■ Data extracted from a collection
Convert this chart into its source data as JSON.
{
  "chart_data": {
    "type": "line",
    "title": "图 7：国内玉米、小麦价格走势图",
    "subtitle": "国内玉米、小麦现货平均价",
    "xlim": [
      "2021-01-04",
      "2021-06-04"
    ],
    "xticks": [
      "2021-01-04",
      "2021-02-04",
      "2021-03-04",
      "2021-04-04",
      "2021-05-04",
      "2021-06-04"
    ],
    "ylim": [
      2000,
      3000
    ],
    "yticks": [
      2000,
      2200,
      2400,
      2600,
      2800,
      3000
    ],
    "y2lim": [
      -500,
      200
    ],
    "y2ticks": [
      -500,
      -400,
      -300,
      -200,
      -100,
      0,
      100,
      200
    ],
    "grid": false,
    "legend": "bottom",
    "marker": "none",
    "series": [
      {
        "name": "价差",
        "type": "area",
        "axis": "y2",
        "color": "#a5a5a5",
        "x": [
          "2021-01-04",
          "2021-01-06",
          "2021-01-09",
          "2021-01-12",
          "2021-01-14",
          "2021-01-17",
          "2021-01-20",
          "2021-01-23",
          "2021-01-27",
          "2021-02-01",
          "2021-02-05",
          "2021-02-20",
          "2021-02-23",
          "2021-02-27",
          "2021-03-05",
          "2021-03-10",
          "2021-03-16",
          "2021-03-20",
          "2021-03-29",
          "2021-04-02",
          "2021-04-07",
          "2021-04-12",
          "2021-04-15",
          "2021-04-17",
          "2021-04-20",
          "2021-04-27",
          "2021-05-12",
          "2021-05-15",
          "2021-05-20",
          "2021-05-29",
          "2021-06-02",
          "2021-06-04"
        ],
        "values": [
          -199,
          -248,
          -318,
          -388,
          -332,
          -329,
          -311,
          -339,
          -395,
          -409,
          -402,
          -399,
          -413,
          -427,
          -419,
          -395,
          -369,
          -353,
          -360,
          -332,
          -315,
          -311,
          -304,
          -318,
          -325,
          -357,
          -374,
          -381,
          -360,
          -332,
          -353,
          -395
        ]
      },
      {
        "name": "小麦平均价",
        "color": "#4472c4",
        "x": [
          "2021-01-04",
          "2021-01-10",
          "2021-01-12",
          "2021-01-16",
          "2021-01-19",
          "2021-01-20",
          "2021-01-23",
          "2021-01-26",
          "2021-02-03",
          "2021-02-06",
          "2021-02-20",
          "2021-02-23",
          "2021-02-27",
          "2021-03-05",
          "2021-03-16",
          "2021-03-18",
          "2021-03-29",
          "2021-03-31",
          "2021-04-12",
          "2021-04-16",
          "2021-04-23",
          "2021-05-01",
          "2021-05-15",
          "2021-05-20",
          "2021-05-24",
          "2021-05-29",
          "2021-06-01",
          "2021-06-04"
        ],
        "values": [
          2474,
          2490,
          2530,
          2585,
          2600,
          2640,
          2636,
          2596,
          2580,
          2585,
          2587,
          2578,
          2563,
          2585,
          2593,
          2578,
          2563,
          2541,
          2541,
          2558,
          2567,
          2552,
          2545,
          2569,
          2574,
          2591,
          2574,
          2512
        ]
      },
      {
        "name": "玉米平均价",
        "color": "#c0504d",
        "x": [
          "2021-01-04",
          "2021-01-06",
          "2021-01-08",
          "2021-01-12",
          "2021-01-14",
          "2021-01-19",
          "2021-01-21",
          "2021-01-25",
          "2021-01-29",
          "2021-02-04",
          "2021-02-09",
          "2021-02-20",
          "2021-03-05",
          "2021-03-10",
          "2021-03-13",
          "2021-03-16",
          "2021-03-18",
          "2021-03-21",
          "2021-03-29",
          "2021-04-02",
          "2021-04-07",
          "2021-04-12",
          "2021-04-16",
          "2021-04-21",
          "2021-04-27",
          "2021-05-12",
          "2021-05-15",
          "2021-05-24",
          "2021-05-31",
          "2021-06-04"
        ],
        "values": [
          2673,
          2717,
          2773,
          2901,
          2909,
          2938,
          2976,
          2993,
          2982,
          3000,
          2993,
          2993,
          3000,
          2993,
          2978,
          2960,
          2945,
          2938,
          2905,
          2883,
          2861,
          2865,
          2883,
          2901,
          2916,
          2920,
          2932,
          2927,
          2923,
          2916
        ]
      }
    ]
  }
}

■ Exercise directions
Select all lines in the listing that include the word "color".

■ Solution to this task
        "color": "#a5a5a5",
        "color": "#4472c4",
        "color": "#c0504d",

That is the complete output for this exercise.